(Stored data)
^^^^

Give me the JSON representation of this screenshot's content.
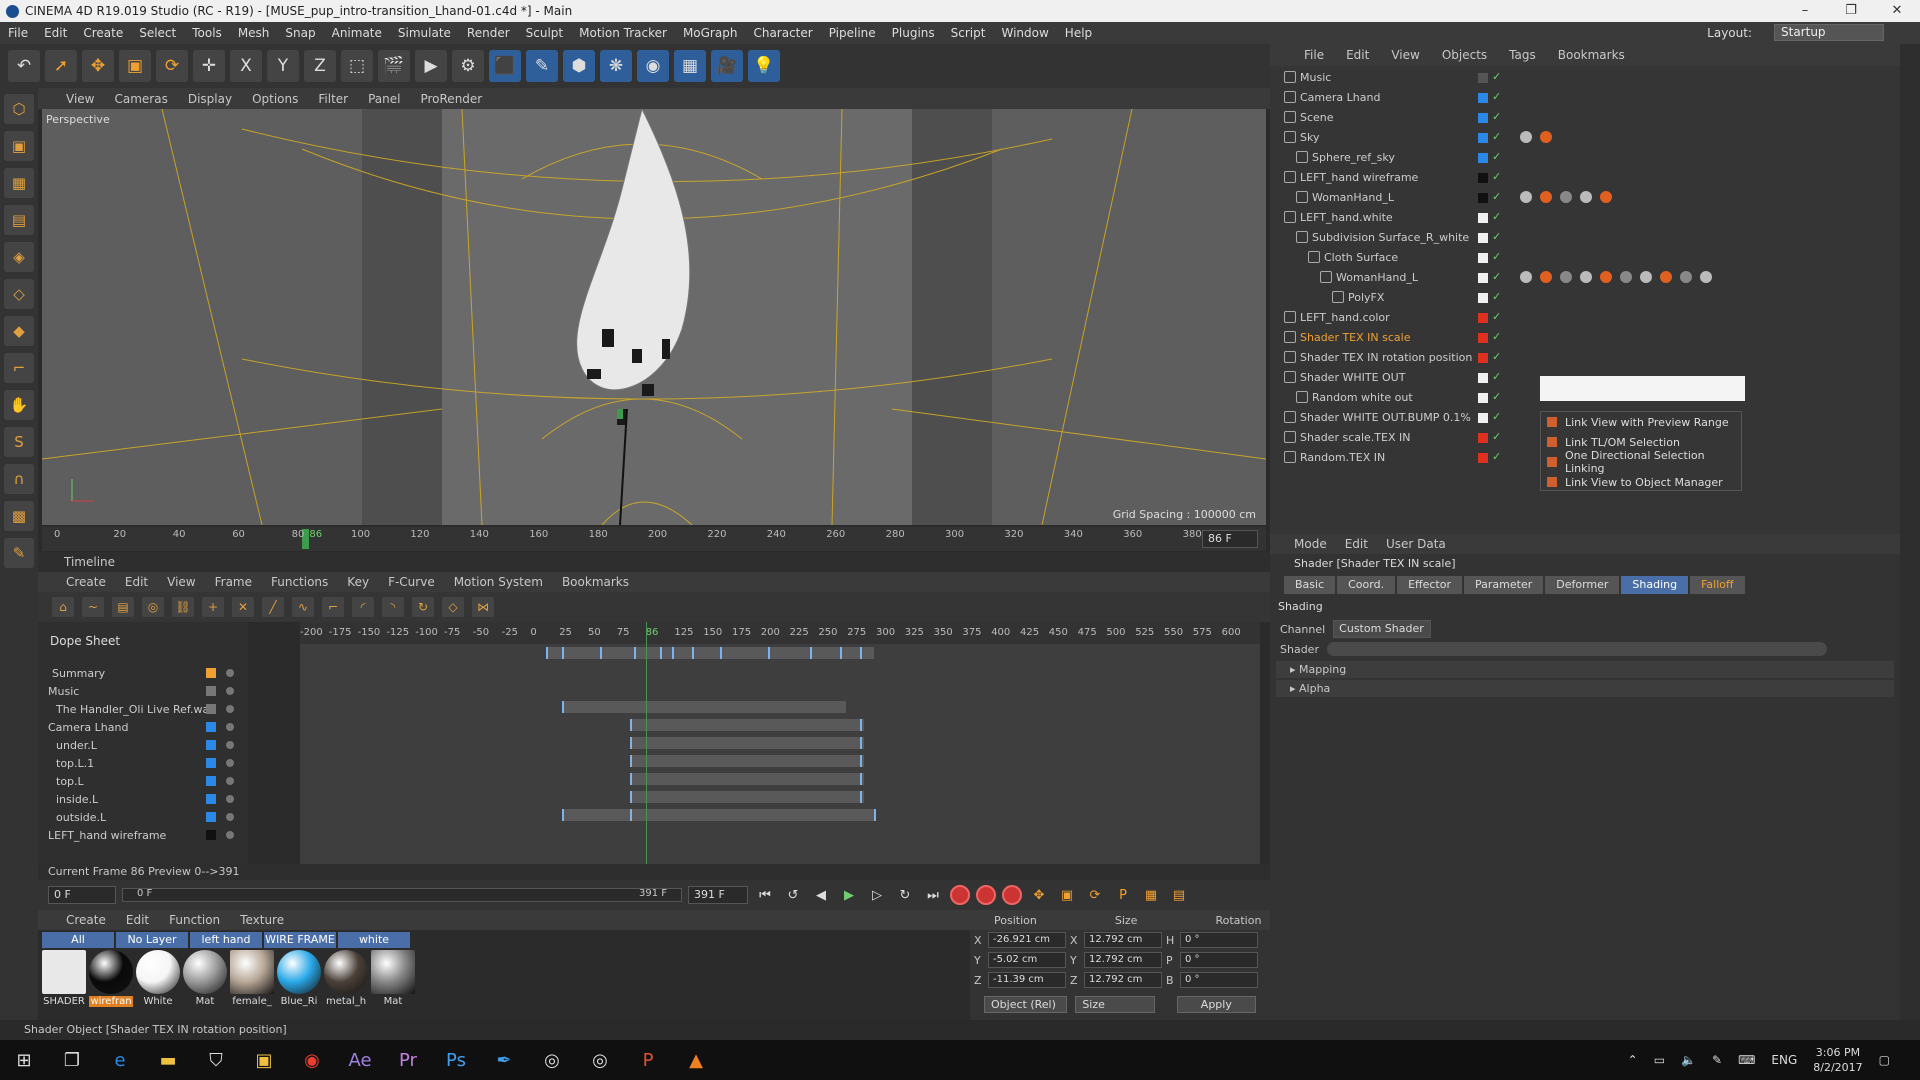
{
  "window": {
    "title": "CINEMA 4D R19.019 Studio (RC - R19) - [MUSE_pup_intro-transition_Lhand-01.c4d *] - Main",
    "min": "–",
    "max": "❐",
    "close": "✕"
  },
  "menu": [
    "File",
    "Edit",
    "Create",
    "Select",
    "Tools",
    "Mesh",
    "Snap",
    "Animate",
    "Simulate",
    "Render",
    "Sculpt",
    "Motion Tracker",
    "MoGraph",
    "Character",
    "Pipeline",
    "Plugins",
    "Script",
    "Window",
    "Help"
  ],
  "layout": {
    "label": "Layout:",
    "value": "Startup"
  },
  "toolbar": [
    "undo-icon",
    "select-icon",
    "move-icon",
    "scale-icon",
    "rotate-icon",
    "cross-icon",
    "x-axis-icon",
    "y-axis-icon",
    "z-axis-icon",
    "coord-icon",
    "render-view-icon",
    "render-icon",
    "render-settings-icon",
    "cube-icon",
    "pen-icon",
    "subdiv-icon",
    "cloner-icon",
    "deformer-icon",
    "floor-icon",
    "camera-icon",
    "light-icon"
  ],
  "toolbar_glyphs": [
    "↶",
    "➚",
    "✥",
    "▣",
    "⟳",
    "✛",
    "X",
    "Y",
    "Z",
    "⬚",
    "🎬",
    "▶",
    "⚙",
    "⬛",
    "✎",
    "⬢",
    "❋",
    "◉",
    "▦",
    "🎥",
    "💡"
  ],
  "viewport": {
    "menu": [
      "View",
      "Cameras",
      "Display",
      "Options",
      "Filter",
      "Panel",
      "ProRender"
    ],
    "label": "Perspective",
    "grid": "Grid Spacing : 100000 cm"
  },
  "ruler": {
    "ticks": [
      "0",
      "20",
      "40",
      "60",
      "80",
      "86",
      "100",
      "120",
      "140",
      "160",
      "180",
      "200",
      "220",
      "240",
      "260",
      "280",
      "300",
      "320",
      "340",
      "360",
      "380"
    ],
    "frame": "86 F"
  },
  "timeline": {
    "title": "Timeline",
    "menu": [
      "Create",
      "Edit",
      "View",
      "Frame",
      "Functions",
      "Key",
      "F-Curve",
      "Motion System",
      "Bookmarks"
    ],
    "dope_title": "Dope Sheet",
    "tracks": [
      "Summary",
      "Music",
      "The Handler_Oli Live Ref.wav",
      "Camera Lhand",
      "under.L",
      "top.L.1",
      "top.L",
      "inside.L",
      "outside.L",
      "LEFT_hand wireframe"
    ],
    "ticks": [
      "-200",
      "-175",
      "-150",
      "-125",
      "-100",
      "-75",
      "-50",
      "-25",
      "0",
      "25",
      "50",
      "75",
      "86",
      "125",
      "150",
      "175",
      "200",
      "225",
      "250",
      "275",
      "300",
      "325",
      "350",
      "375",
      "400",
      "425",
      "450",
      "475",
      "500",
      "525",
      "550",
      "575",
      "600"
    ],
    "status": "Current Frame  86  Preview  0-->391"
  },
  "transport": {
    "start": "0 F",
    "slider_a": "0 F",
    "slider_b": "391 F",
    "end": "391 F"
  },
  "materials": {
    "menu": [
      "Create",
      "Edit",
      "Function",
      "Texture"
    ],
    "filters": [
      "All",
      "No Layer",
      "left hand",
      "WIRE FRAME",
      "white"
    ],
    "items": [
      {
        "label": "SHADER",
        "color": "#e8e8e8"
      },
      {
        "label": "wirefran",
        "color": "#0a0a0a"
      },
      {
        "label": "White",
        "color": "#f5f5f5"
      },
      {
        "label": "Mat",
        "color": "#9a9a9a"
      },
      {
        "label": "female_",
        "color": "#b8a898"
      },
      {
        "label": "Blue_Ri",
        "color": "#2aa8e8"
      },
      {
        "label": "metal_h",
        "color": "#4a4038"
      },
      {
        "label": "Mat",
        "color": "#888888"
      }
    ]
  },
  "coords": {
    "headers": [
      "Position",
      "Size",
      "Rotation"
    ],
    "rows": [
      {
        "axis": "X",
        "pos": "-26.921 cm",
        "saxis": "X",
        "size": "12.792 cm",
        "raxis": "H",
        "rot": "0 °"
      },
      {
        "axis": "Y",
        "pos": "-5.02 cm",
        "saxis": "Y",
        "size": "12.792 cm",
        "raxis": "P",
        "rot": "0 °"
      },
      {
        "axis": "Z",
        "pos": "-11.39 cm",
        "saxis": "Z",
        "size": "12.792 cm",
        "raxis": "B",
        "rot": "0 °"
      }
    ],
    "mode": "Object (Rel)",
    "sizemode": "Size",
    "apply": "Apply"
  },
  "objects": {
    "menu": [
      "File",
      "Edit",
      "View",
      "Objects",
      "Tags",
      "Bookmarks"
    ],
    "rows": [
      {
        "name": "Music",
        "indent": 0,
        "color": "#555555"
      },
      {
        "name": "Camera Lhand",
        "indent": 0,
        "color": "#2a88e8"
      },
      {
        "name": "Scene",
        "indent": 0,
        "color": "#2a88e8"
      },
      {
        "name": "Sky",
        "indent": 0,
        "color": "#2a88e8"
      },
      {
        "name": "Sphere_ref_sky",
        "indent": 1,
        "color": "#2a88e8"
      },
      {
        "name": "LEFT_hand wireframe",
        "indent": 0,
        "color": "#111111"
      },
      {
        "name": "WomanHand_L",
        "indent": 1,
        "color": "#111111"
      },
      {
        "name": "LEFT_hand.white",
        "indent": 0,
        "color": "#f0f0f0"
      },
      {
        "name": "Subdivision Surface_R_white",
        "indent": 1,
        "color": "#f0f0f0"
      },
      {
        "name": "Cloth Surface",
        "indent": 2,
        "color": "#f0f0f0"
      },
      {
        "name": "WomanHand_L",
        "indent": 3,
        "color": "#f0f0f0"
      },
      {
        "name": "PolyFX",
        "indent": 4,
        "color": "#f0f0f0"
      },
      {
        "name": "LEFT_hand.color",
        "indent": 0,
        "color": "#e03020"
      },
      {
        "name": "Shader TEX IN scale",
        "indent": 0,
        "color": "#e03020",
        "hl": true
      },
      {
        "name": "Shader TEX IN rotation position",
        "indent": 0,
        "color": "#e03020"
      },
      {
        "name": "Shader WHITE OUT",
        "indent": 0,
        "color": "#f0f0f0"
      },
      {
        "name": "Random white out",
        "indent": 1,
        "color": "#f0f0f0"
      },
      {
        "name": "Shader WHITE OUT.BUMP 0.1%",
        "indent": 0,
        "color": "#f0f0f0"
      },
      {
        "name": "Shader scale.TEX IN",
        "indent": 0,
        "color": "#e03020"
      },
      {
        "name": "Random.TEX IN",
        "indent": 0,
        "color": "#e03020"
      }
    ]
  },
  "context_menu": [
    "Link View with Preview Range",
    "Link TL/OM Selection",
    "One Directional Selection Linking",
    "Link View to Object Manager"
  ],
  "attributes": {
    "menu": [
      "Mode",
      "Edit",
      "User Data"
    ],
    "title": "Shader [Shader TEX IN scale]",
    "tabs": [
      "Basic",
      "Coord.",
      "Effector",
      "Parameter",
      "Deformer",
      "Shading",
      "Falloff"
    ],
    "section": "Shading",
    "channel_label": "Channel",
    "channel_value": "Custom Shader",
    "shader_label": "Shader",
    "expanders": [
      "Mapping",
      "Alpha"
    ]
  },
  "statusbar": "Shader Object [Shader TEX IN rotation position]",
  "taskbar": {
    "lang": "ENG",
    "time": "3:06 PM",
    "date": "8/2/2017"
  },
  "colors": {
    "accent": "#4a6fa8",
    "orange": "#f0a030",
    "green": "#3c9c4c"
  }
}
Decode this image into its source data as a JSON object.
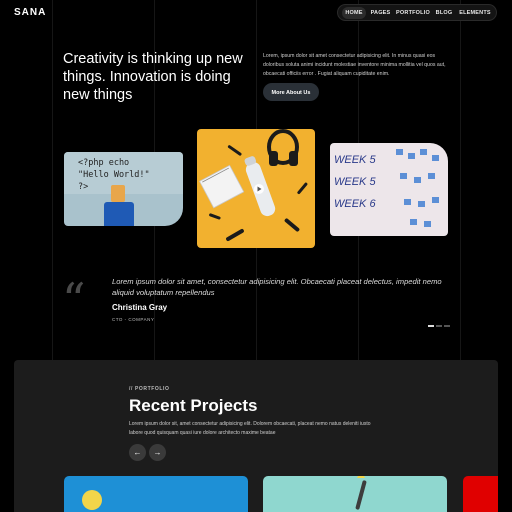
{
  "brand": {
    "logo_text": "SANA"
  },
  "nav": {
    "items": [
      {
        "label": "HOME",
        "active": true
      },
      {
        "label": "PAGES",
        "active": false
      },
      {
        "label": "PORTFOLIO",
        "active": false
      },
      {
        "label": "BLOG",
        "active": false
      },
      {
        "label": "ELEMENTS",
        "active": false
      }
    ]
  },
  "hero": {
    "headline": "Creativity is thinking up new things. Innovation is doing new things",
    "intro": "Lorem, ipsum dolor sit amet consectetur adipisicing elit. In minus quasi eos doloribus soluta animi incidunt molestiae inventore minima mollitia vel quos aut, obcaecati officiis error . Fugiat aliquam cupiditate enim.",
    "button_label": "More About Us"
  },
  "gallery": {
    "card1_code_line1": "<?php echo",
    "card1_code_line2": "\"Hello World!\"",
    "card1_code_line3": "?>",
    "card3_text": "WEEK 5 WEEK 5 WEEK 6"
  },
  "testimonial": {
    "quote_mark": "“",
    "text": "Lorem ipsum dolor sit amet, consectetur adipisicing elit. Obcaecati placeat delectus, impedit nemo aliquid voluptatum repellendus",
    "author": "Christina Gray",
    "role": "CTO - COMPANY"
  },
  "portfolio": {
    "eyebrow": "// PORTFOLIO",
    "title": "Recent Projects",
    "description": "Lorem ipsum dolor sit, amet consectetur adipisicing elit. Dolorem obcaecati, placeat nemo natus deleniti iusto labore quod quisquam quasi iure dolore architecto maxime beatae",
    "prev_symbol": "←",
    "next_symbol": "→"
  },
  "colors": {
    "background": "#000000",
    "section_bg": "#1c1c1c",
    "button_bg": "#2a3037",
    "accent_yellow": "#f2b12f",
    "accent_blue": "#1e90d6",
    "accent_red": "#e00000"
  }
}
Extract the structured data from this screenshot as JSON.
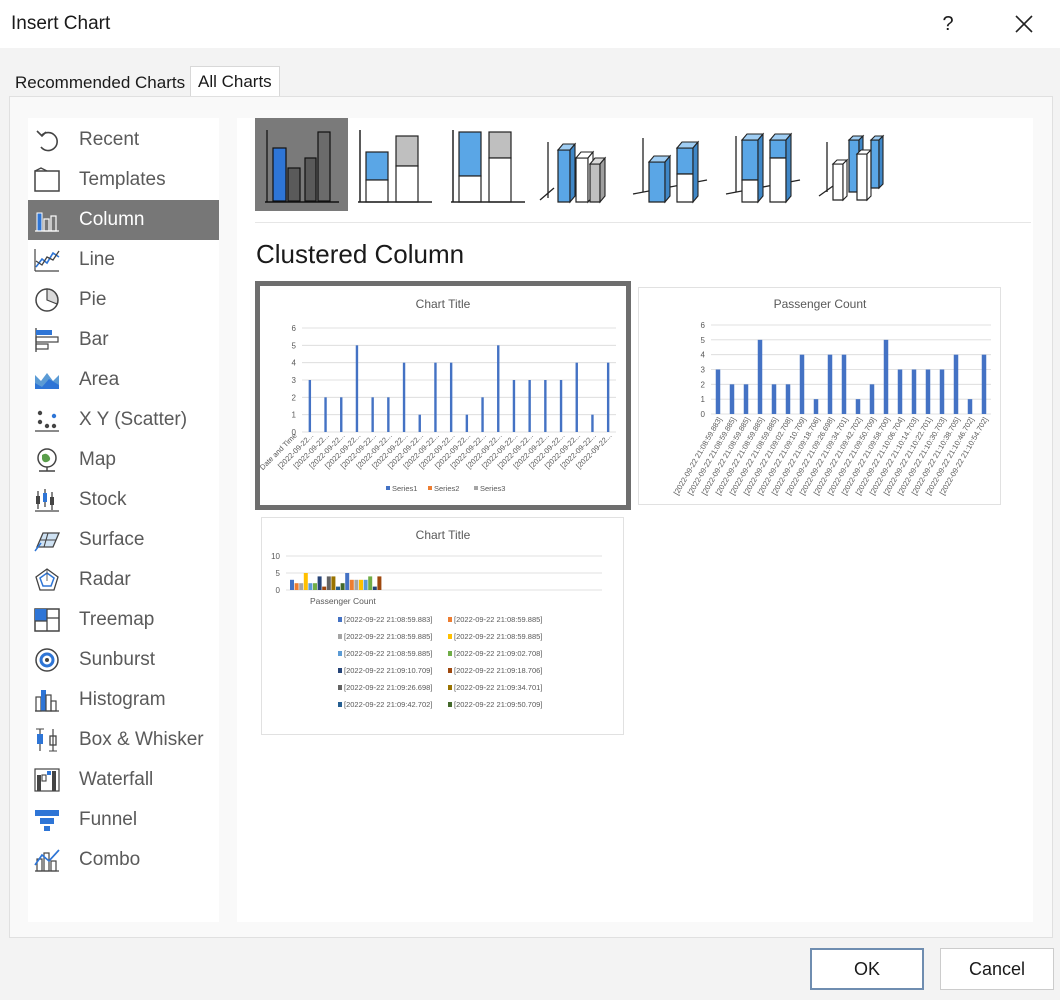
{
  "dialog": {
    "title": "Insert Chart",
    "help_glyph": "?"
  },
  "tabs": [
    {
      "label": "Recommended Charts"
    },
    {
      "label": "All Charts"
    }
  ],
  "chart_types": [
    {
      "label": "Recent",
      "icon": "recent-icon"
    },
    {
      "label": "Templates",
      "icon": "templates-icon"
    },
    {
      "label": "Column",
      "icon": "column-chart-icon"
    },
    {
      "label": "Line",
      "icon": "line-chart-icon"
    },
    {
      "label": "Pie",
      "icon": "pie-chart-icon"
    },
    {
      "label": "Bar",
      "icon": "bar-chart-icon"
    },
    {
      "label": "Area",
      "icon": "area-chart-icon"
    },
    {
      "label": "X Y (Scatter)",
      "icon": "scatter-chart-icon"
    },
    {
      "label": "Map",
      "icon": "map-chart-icon"
    },
    {
      "label": "Stock",
      "icon": "stock-chart-icon"
    },
    {
      "label": "Surface",
      "icon": "surface-chart-icon"
    },
    {
      "label": "Radar",
      "icon": "radar-chart-icon"
    },
    {
      "label": "Treemap",
      "icon": "treemap-chart-icon"
    },
    {
      "label": "Sunburst",
      "icon": "sunburst-chart-icon"
    },
    {
      "label": "Histogram",
      "icon": "histogram-chart-icon"
    },
    {
      "label": "Box & Whisker",
      "icon": "box-whisker-chart-icon"
    },
    {
      "label": "Waterfall",
      "icon": "waterfall-chart-icon"
    },
    {
      "label": "Funnel",
      "icon": "funnel-chart-icon"
    },
    {
      "label": "Combo",
      "icon": "combo-chart-icon"
    }
  ],
  "selected_type": "Column",
  "selected_subtype": "Clustered Column",
  "subtype_count": 7,
  "colors": {
    "accent_blue": "#4472c4",
    "orange": "#ed7d31",
    "gray": "#a5a5a5",
    "selection": "#777777"
  },
  "previews": [
    {
      "title": "Chart Title",
      "y_ticks": [
        "0",
        "1",
        "2",
        "3",
        "4",
        "5",
        "6"
      ],
      "x_first_label": "Date and Time",
      "x_label": "[2022-09-22...",
      "legend": [
        "Series1",
        "Series2",
        "Series3"
      ]
    },
    {
      "title": "Passenger Count",
      "y_ticks": [
        "0",
        "1",
        "2",
        "3",
        "4",
        "5",
        "6"
      ],
      "x_labels": [
        "[2022-09-22 21:08:59.883]",
        "[2022-09-22 21:08:59.885]",
        "[2022-09-22 21:08:59.885]",
        "[2022-09-22 21:08:59.885]",
        "[2022-09-22 21:08:59.885]",
        "[2022-09-22 21:09:02.708]",
        "[2022-09-22 21:09:10.709]",
        "[2022-09-22 21:09:18.706]",
        "[2022-09-22 21:09:26.698]",
        "[2022-09-22 21:09:34.701]",
        "[2022-09-22 21:09:42.702]",
        "[2022-09-22 21:09:50.709]",
        "[2022-09-22 21:09:58.700]",
        "[2022-09-22 21:10:06.704]",
        "[2022-09-22 21:10:14.703]",
        "[2022-09-22 21:10:22.701]",
        "[2022-09-22 21:10:30.703]",
        "[2022-09-22 21:10:38.705]",
        "[2022-09-22 21:10:46.702]",
        "[2022-09-22 21:10:54.702]"
      ]
    },
    {
      "title": "Chart Title",
      "y_ticks": [
        "0",
        "5",
        "10"
      ],
      "x_label": "Passenger Count",
      "legend": [
        {
          "name": "[2022-09-22 21:08:59.883]",
          "color": "#4472c4"
        },
        {
          "name": "[2022-09-22 21:08:59.885]",
          "color": "#ed7d31"
        },
        {
          "name": "[2022-09-22 21:08:59.885]",
          "color": "#a5a5a5"
        },
        {
          "name": "[2022-09-22 21:08:59.885]",
          "color": "#ffc000"
        },
        {
          "name": "[2022-09-22 21:08:59.885]",
          "color": "#5b9bd5"
        },
        {
          "name": "[2022-09-22 21:09:02.708]",
          "color": "#70ad47"
        },
        {
          "name": "[2022-09-22 21:09:10.709]",
          "color": "#264478"
        },
        {
          "name": "[2022-09-22 21:09:18.706]",
          "color": "#9e480e"
        },
        {
          "name": "[2022-09-22 21:09:26.698]",
          "color": "#636363"
        },
        {
          "name": "[2022-09-22 21:09:34.701]",
          "color": "#997300"
        },
        {
          "name": "[2022-09-22 21:09:42.702]",
          "color": "#255e91"
        },
        {
          "name": "[2022-09-22 21:09:50.709]",
          "color": "#43682b"
        }
      ]
    }
  ],
  "chart_data": [
    {
      "type": "bar",
      "ylim": [
        0,
        6
      ],
      "series": [
        {
          "values": [
            3,
            2,
            2,
            5,
            2,
            2,
            4,
            1,
            4,
            4,
            1,
            2,
            5,
            3,
            3,
            3,
            3,
            4,
            1,
            4
          ]
        }
      ]
    },
    {
      "type": "bar",
      "ylim": [
        0,
        6
      ],
      "series": [
        {
          "values": [
            3,
            2,
            2,
            5,
            2,
            2,
            4,
            1,
            4,
            4,
            1,
            2,
            5,
            3,
            3,
            3,
            3,
            4,
            1,
            4
          ]
        }
      ]
    },
    {
      "type": "bar",
      "ylim": [
        0,
        10
      ],
      "values": [
        3,
        2,
        2,
        5,
        2,
        2,
        4,
        1,
        4,
        4,
        1,
        2,
        5,
        3,
        3,
        3,
        3,
        4,
        1,
        4
      ]
    }
  ],
  "buttons": {
    "ok": "OK",
    "cancel": "Cancel"
  }
}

^^^^

What is the number of lines in the data above that include the word "Charts"? Answer with that number only.

[WRITTEN SOLUTION]
2